• **REQUIRED WORK**:
Give back the full listing that follows exactly as it reads.

────

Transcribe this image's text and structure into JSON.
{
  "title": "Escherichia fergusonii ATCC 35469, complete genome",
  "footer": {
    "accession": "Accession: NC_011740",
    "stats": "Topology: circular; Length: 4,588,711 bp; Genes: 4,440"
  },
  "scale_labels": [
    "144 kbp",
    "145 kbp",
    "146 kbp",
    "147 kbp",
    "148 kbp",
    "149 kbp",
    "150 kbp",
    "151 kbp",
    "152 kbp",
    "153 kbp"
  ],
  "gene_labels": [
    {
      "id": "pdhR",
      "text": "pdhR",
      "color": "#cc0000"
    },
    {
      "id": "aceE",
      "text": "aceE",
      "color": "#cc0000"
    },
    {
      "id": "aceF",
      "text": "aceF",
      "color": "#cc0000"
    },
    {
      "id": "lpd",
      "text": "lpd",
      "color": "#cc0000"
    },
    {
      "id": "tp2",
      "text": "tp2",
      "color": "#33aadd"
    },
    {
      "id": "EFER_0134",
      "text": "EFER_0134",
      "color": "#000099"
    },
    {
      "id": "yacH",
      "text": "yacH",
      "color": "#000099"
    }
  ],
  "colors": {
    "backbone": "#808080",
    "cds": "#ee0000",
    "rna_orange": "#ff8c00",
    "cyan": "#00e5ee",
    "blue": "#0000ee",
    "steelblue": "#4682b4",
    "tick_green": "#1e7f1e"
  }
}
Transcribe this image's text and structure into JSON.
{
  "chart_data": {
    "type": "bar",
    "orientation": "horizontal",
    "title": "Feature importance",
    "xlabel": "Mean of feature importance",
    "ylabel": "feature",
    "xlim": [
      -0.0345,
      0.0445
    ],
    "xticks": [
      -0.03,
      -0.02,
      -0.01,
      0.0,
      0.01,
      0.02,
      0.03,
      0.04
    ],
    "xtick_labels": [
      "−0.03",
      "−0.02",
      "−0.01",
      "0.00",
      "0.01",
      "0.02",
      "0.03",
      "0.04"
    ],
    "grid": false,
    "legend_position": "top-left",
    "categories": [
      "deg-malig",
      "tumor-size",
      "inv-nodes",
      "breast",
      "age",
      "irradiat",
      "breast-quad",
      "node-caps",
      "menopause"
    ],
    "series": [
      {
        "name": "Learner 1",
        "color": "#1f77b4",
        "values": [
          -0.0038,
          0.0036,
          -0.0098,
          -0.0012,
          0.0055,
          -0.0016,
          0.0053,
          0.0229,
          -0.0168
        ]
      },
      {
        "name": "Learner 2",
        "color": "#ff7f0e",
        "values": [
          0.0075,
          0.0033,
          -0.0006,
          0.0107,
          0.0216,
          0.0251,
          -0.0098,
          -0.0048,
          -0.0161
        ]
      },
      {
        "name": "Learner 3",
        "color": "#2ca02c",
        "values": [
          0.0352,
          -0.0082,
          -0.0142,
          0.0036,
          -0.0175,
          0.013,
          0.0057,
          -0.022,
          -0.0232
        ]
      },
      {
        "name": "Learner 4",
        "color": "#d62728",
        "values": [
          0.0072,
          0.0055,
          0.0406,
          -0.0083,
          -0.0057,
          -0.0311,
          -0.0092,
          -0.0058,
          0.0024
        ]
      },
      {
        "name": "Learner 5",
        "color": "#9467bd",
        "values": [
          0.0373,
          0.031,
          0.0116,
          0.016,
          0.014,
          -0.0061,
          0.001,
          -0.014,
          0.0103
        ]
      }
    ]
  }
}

────

• **RESPONSE TO THE EXERCISE**:
Transcribe this image's text and structure into JSON.
{
  "title": "Escherichia fergusonii ATCC 35469, complete genome",
  "footer": {
    "accession": "Accession: NC_011740",
    "stats": "Topology: circular; Length: 4,588,711 bp; Genes: 4,440"
  },
  "scale_labels": [
    "144 kbp",
    "145 kbp",
    "146 kbp",
    "147 kbp",
    "148 kbp",
    "149 kbp",
    "150 kbp",
    "151 kbp",
    "152 kbp",
    "153 kbp"
  ],
  "gene_labels": [
    {
      "id": "pdhR",
      "text": "pdhR",
      "color": "#cc0000"
    },
    {
      "id": "aceE",
      "text": "aceE",
      "color": "#cc0000"
    },
    {
      "id": "aceF",
      "text": "aceF",
      "color": "#cc0000"
    },
    {
      "id": "lpd",
      "text": "lpd",
      "color": "#cc0000"
    },
    {
      "id": "tp2",
      "text": "tp2",
      "color": "#33aadd"
    },
    {
      "id": "EFER_0134",
      "text": "EFER_0134",
      "color": "#000099"
    },
    {
      "id": "yacH",
      "text": "yacH",
      "color": "#000099"
    }
  ],
  "colors": {
    "backbone": "#808080",
    "cds": "#ee0000",
    "rna_orange": "#ff8c00",
    "cyan": "#00e5ee",
    "blue": "#0000ee",
    "steelblue": "#4682b4",
    "tick_green": "#1e7f1e"
  }
}
Transcribe this image's text and structure into JSON.
{
  "chart_data": {
    "type": "bar",
    "orientation": "horizontal",
    "title": "Feature importance",
    "xlabel": "Mean of feature importance",
    "ylabel": "feature",
    "xlim": [
      -0.0345,
      0.0445
    ],
    "xticks": [
      -0.03,
      -0.02,
      -0.01,
      0.0,
      0.01,
      0.02,
      0.03,
      0.04
    ],
    "xtick_labels": [
      "−0.03",
      "−0.02",
      "−0.01",
      "0.00",
      "0.01",
      "0.02",
      "0.03",
      "0.04"
    ],
    "grid": false,
    "legend_position": "top-left",
    "categories": [
      "deg-malig",
      "tumor-size",
      "inv-nodes",
      "breast",
      "age",
      "irradiat",
      "breast-quad",
      "node-caps",
      "menopause"
    ],
    "series": [
      {
        "name": "Learner 1",
        "color": "#1f77b4",
        "values": [
          -0.0038,
          0.0036,
          -0.0098,
          -0.0012,
          0.0055,
          -0.0016,
          0.0053,
          0.0229,
          -0.0168
        ]
      },
      {
        "name": "Learner 2",
        "color": "#ff7f0e",
        "values": [
          0.0075,
          0.0033,
          -0.0006,
          0.0107,
          0.0216,
          0.0251,
          -0.0098,
          -0.0048,
          -0.0161
        ]
      },
      {
        "name": "Learner 3",
        "color": "#2ca02c",
        "values": [
          0.0352,
          -0.0082,
          -0.0142,
          0.0036,
          -0.0175,
          0.013,
          0.0057,
          -0.022,
          -0.0232
        ]
      },
      {
        "name": "Learner 4",
        "color": "#d62728",
        "values": [
          0.0072,
          0.0055,
          0.0406,
          -0.0083,
          -0.0057,
          -0.0311,
          -0.0092,
          -0.0058,
          0.0024
        ]
      },
      {
        "name": "Learner 5",
        "color": "#9467bd",
        "values": [
          0.0373,
          0.031,
          0.0116,
          0.016,
          0.014,
          -0.0061,
          0.001,
          -0.014,
          0.0103
        ]
      }
    ]
  }
}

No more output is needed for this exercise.